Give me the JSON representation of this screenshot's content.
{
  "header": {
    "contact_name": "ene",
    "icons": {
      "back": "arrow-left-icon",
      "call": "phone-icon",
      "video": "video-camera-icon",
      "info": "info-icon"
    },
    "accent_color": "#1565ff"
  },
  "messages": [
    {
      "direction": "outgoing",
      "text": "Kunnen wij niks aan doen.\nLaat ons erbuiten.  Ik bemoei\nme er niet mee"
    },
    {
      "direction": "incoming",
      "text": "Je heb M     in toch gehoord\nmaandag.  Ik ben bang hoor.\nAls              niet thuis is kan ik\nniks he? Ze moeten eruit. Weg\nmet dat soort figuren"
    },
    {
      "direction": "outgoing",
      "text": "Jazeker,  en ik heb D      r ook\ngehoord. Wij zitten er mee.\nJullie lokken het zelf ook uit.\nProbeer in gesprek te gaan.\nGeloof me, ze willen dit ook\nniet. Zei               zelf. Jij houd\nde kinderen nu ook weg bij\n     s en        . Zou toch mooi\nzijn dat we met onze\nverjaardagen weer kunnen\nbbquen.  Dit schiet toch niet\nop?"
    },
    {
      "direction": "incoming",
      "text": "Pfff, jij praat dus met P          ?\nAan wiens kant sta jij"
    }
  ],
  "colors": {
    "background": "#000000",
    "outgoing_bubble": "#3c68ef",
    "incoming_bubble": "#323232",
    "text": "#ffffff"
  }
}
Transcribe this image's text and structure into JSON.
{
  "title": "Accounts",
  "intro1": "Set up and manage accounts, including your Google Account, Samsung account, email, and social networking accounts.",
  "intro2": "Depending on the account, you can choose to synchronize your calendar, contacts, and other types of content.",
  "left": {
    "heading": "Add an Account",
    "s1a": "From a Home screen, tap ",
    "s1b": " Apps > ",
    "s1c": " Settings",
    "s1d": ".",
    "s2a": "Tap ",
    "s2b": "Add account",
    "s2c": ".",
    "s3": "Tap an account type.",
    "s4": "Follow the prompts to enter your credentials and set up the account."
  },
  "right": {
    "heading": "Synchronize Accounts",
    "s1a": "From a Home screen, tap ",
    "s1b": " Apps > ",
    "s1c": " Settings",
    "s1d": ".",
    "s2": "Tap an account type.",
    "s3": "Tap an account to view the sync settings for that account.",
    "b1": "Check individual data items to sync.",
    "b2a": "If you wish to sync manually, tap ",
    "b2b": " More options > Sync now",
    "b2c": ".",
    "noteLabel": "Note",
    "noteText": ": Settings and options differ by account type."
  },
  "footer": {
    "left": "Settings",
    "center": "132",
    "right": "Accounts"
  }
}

- - - -

TASK DESCRIPTION >> Repeat the entries exactly, all of them.

RESPONSE >>
Give me the JSON representation of this screenshot's content.
{
  "header": {
    "contact_name": "ene",
    "icons": {
      "back": "arrow-left-icon",
      "call": "phone-icon",
      "video": "video-camera-icon",
      "info": "info-icon"
    },
    "accent_color": "#1565ff"
  },
  "messages": [
    {
      "direction": "outgoing",
      "text": "Kunnen wij niks aan doen.\nLaat ons erbuiten.  Ik bemoei\nme er niet mee"
    },
    {
      "direction": "incoming",
      "text": "Je heb M     in toch gehoord\nmaandag.  Ik ben bang hoor.\nAls              niet thuis is kan ik\nniks he? Ze moeten eruit. Weg\nmet dat soort figuren"
    },
    {
      "direction": "outgoing",
      "text": "Jazeker,  en ik heb D      r ook\ngehoord. Wij zitten er mee.\nJullie lokken het zelf ook uit.\nProbeer in gesprek te gaan.\nGeloof me, ze willen dit ook\nniet. Zei               zelf. Jij houd\nde kinderen nu ook weg bij\n     s en        . Zou toch mooi\nzijn dat we met onze\nverjaardagen weer kunnen\nbbquen.  Dit schiet toch niet\nop?"
    },
    {
      "direction": "incoming",
      "text": "Pfff, jij praat dus met P          ?\nAan wiens kant sta jij"
    }
  ],
  "colors": {
    "background": "#000000",
    "outgoing_bubble": "#3c68ef",
    "incoming_bubble": "#323232",
    "text": "#ffffff"
  }
}
Transcribe this image's text and structure into JSON.
{
  "title": "Accounts",
  "intro1": "Set up and manage accounts, including your Google Account, Samsung account, email, and social networking accounts.",
  "intro2": "Depending on the account, you can choose to synchronize your calendar, contacts, and other types of content.",
  "left": {
    "heading": "Add an Account",
    "s1a": "From a Home screen, tap ",
    "s1b": " Apps > ",
    "s1c": " Settings",
    "s1d": ".",
    "s2a": "Tap ",
    "s2b": "Add account",
    "s2c": ".",
    "s3": "Tap an account type.",
    "s4": "Follow the prompts to enter your credentials and set up the account."
  },
  "right": {
    "heading": "Synchronize Accounts",
    "s1a": "From a Home screen, tap ",
    "s1b": " Apps > ",
    "s1c": " Settings",
    "s1d": ".",
    "s2": "Tap an account type.",
    "s3": "Tap an account to view the sync settings for that account.",
    "b1": "Check individual data items to sync.",
    "b2a": "If you wish to sync manually, tap ",
    "b2b": " More options > Sync now",
    "b2c": ".",
    "noteLabel": "Note",
    "noteText": ": Settings and options differ by account type."
  },
  "footer": {
    "left": "Settings",
    "center": "132",
    "right": "Accounts"
  }
}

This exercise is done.